Answer from the text on shelving books below.
(a) Whose covers, by the text's account, were made with no attempt to match them to the texts?
(b) What price per volume did the binder quote for rebinding the Disraeli set?
(c) In what city were the Wilkie Collins "Pocket Classics" reprints picked up?

━━ Source text ━━

Random shelving observations, with lots of pictures of books
There is a downside to alphabetizing and categorizing your books--namely, that shelving new books eventually turns into a full-scale Broadway production, complete with falling chandeliers and singing cats. Running commentary generally results, like so:
There are times when I think I have rather too much Emily Sarah Holt on my shelves. Then again, she did set novels at just about every major turning-point in British history, so she's always useful for something. (Some of J. F. Shaw's covers are quite pretty, but the house made no attempt to match covers to texts--which is why a woman who looks like she's dressed in an Alma-Tadema knockoff is attached to a novel about the Armada.)
I hate moving these novels around, for obvious reasons. This is a rapidly self-deconstructing set of Disraeli's novels (the Edmund Gosse edition). I did contemplate having these rebound, only to faint once the binder quoted a price of $70/volume. (The set came in this condition, which is how I managed to afford it in the first place.)
Victorianists speak of Wilkie Collins' other novels in deeply hushed tones, of the sort you generally use when discussing an embarrassing relative. I picked up these "Pocket Classics" reprints in London when I was working on my doctoral dissertation, and have somewhat gloomy memories of reading them in a spartan University of London dorm room (Campbell Hall, I think it was), by the light of a single, unshaded bulb.

━━━
━━ Data excerpts ━━

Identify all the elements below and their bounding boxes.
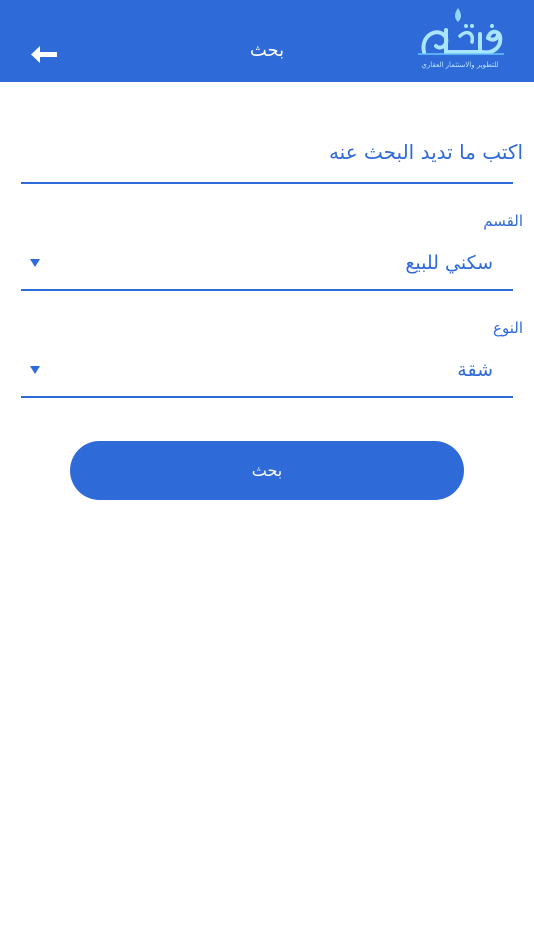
app-header: بحث للتطوير والاستثمار العقاري (0, 0, 534, 82)
type-select[interactable]: شقة (21, 324, 513, 398)
brand-logo: للتطوير والاستثمار العقاري (410, 4, 510, 76)
search-screen: بحث للتطوير والاستثمار العقاري اكتب ما ت… (0, 0, 534, 950)
caret-down-icon (30, 366, 40, 374)
logo-subtitle: للتطوير والاستثمار العقاري (421, 61, 499, 69)
search-button[interactable]: بحث (70, 441, 464, 500)
category-selected-value: سكني للبيع (405, 252, 493, 274)
category-select[interactable]: سكني للبيع (21, 217, 513, 291)
caret-down-icon (30, 259, 40, 267)
type-selected-value: شقة (457, 359, 493, 381)
search-placeholder: اكتب ما تديد البحث عنه (328, 140, 523, 164)
search-input[interactable]: اكتب ما تديد البحث عنه (21, 128, 523, 184)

━━━

▶ _Exercise response_
(a) J. F. Shaw's
(b) $70 per volume
(c) London